> _Dataset records_:
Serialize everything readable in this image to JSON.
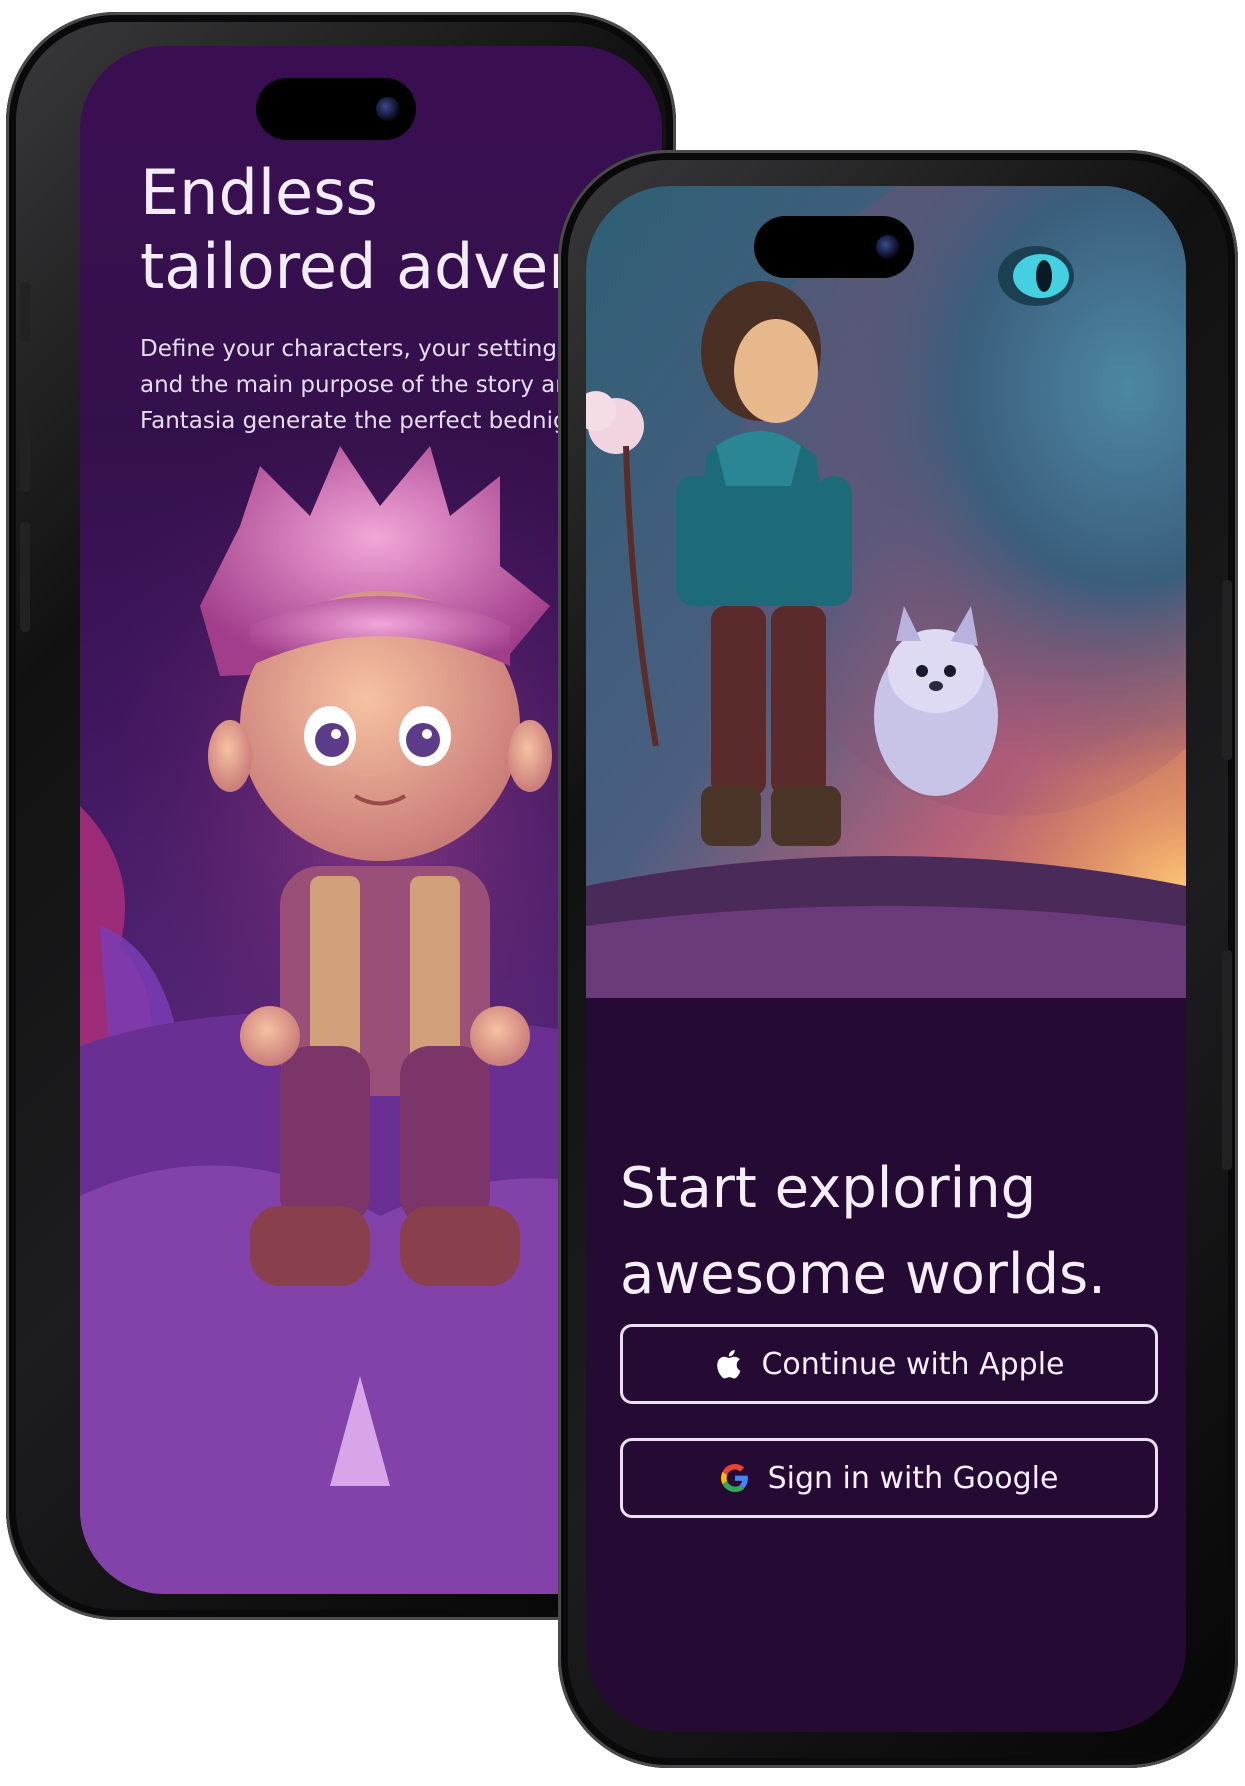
{
  "onboarding": {
    "title_line1": "Endless",
    "title_line2": "tailored adventures",
    "description_line1": "Define your characters, your settings",
    "description_line2": "and the main purpose of the story and / or let",
    "description_line3": "Fantasia generate the perfect bednight story."
  },
  "signin": {
    "title_line1": "Start exploring",
    "title_line2": "awesome worlds.",
    "apple_label": "Continue with Apple",
    "apple_icon": "apple-icon",
    "google_label": "Sign in with Google",
    "google_icon": "google-icon"
  },
  "colors": {
    "panel_background": "#250a34",
    "text": "#f6eefc",
    "button_border": "#e9e1f0",
    "google_blue": "#4285F4",
    "google_red": "#EA4335",
    "google_yellow": "#FBBC05",
    "google_green": "#34A853"
  }
}
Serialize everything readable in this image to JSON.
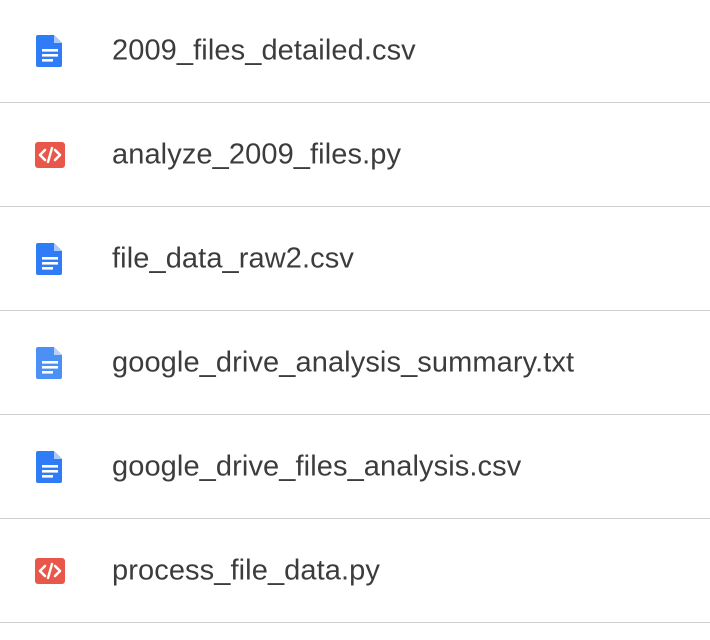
{
  "files": [
    {
      "name": "2009_files_detailed.csv",
      "icon": "document-icon",
      "icon_color": "#2f7cf6"
    },
    {
      "name": "analyze_2009_files.py",
      "icon": "code-file-icon",
      "icon_color": "#e9574a"
    },
    {
      "name": "file_data_raw2.csv",
      "icon": "document-icon",
      "icon_color": "#2f7cf6"
    },
    {
      "name": "google_drive_analysis_summary.txt",
      "icon": "document-icon",
      "icon_color": "#4a90f5"
    },
    {
      "name": "google_drive_files_analysis.csv",
      "icon": "document-icon",
      "icon_color": "#2f7cf6"
    },
    {
      "name": "process_file_data.py",
      "icon": "code-file-icon",
      "icon_color": "#e9574a"
    }
  ]
}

> _Given task_: Transcribe every record above exactly, leaving out the pictures.

> _The completed task_:
Serialize everything readable in this image to JSON.
{
  "onboarding": {
    "title_line1": "Endless",
    "title_line2": "tailored adventures",
    "description_line1": "Define your characters, your settings",
    "description_line2": "and the main purpose of the story and / or let",
    "description_line3": "Fantasia generate the perfect bednight story."
  },
  "signin": {
    "title_line1": "Start exploring",
    "title_line2": "awesome worlds.",
    "apple_label": "Continue with Apple",
    "apple_icon": "apple-icon",
    "google_label": "Sign in with Google",
    "google_icon": "google-icon"
  },
  "colors": {
    "panel_background": "#250a34",
    "text": "#f6eefc",
    "button_border": "#e9e1f0",
    "google_blue": "#4285F4",
    "google_red": "#EA4335",
    "google_yellow": "#FBBC05",
    "google_green": "#34A853"
  }
}
Serialize everything readable in this image to JSON.
{
  "files": [
    {
      "name": "2009_files_detailed.csv",
      "icon": "document-icon",
      "icon_color": "#2f7cf6"
    },
    {
      "name": "analyze_2009_files.py",
      "icon": "code-file-icon",
      "icon_color": "#e9574a"
    },
    {
      "name": "file_data_raw2.csv",
      "icon": "document-icon",
      "icon_color": "#2f7cf6"
    },
    {
      "name": "google_drive_analysis_summary.txt",
      "icon": "document-icon",
      "icon_color": "#4a90f5"
    },
    {
      "name": "google_drive_files_analysis.csv",
      "icon": "document-icon",
      "icon_color": "#2f7cf6"
    },
    {
      "name": "process_file_data.py",
      "icon": "code-file-icon",
      "icon_color": "#e9574a"
    }
  ]
}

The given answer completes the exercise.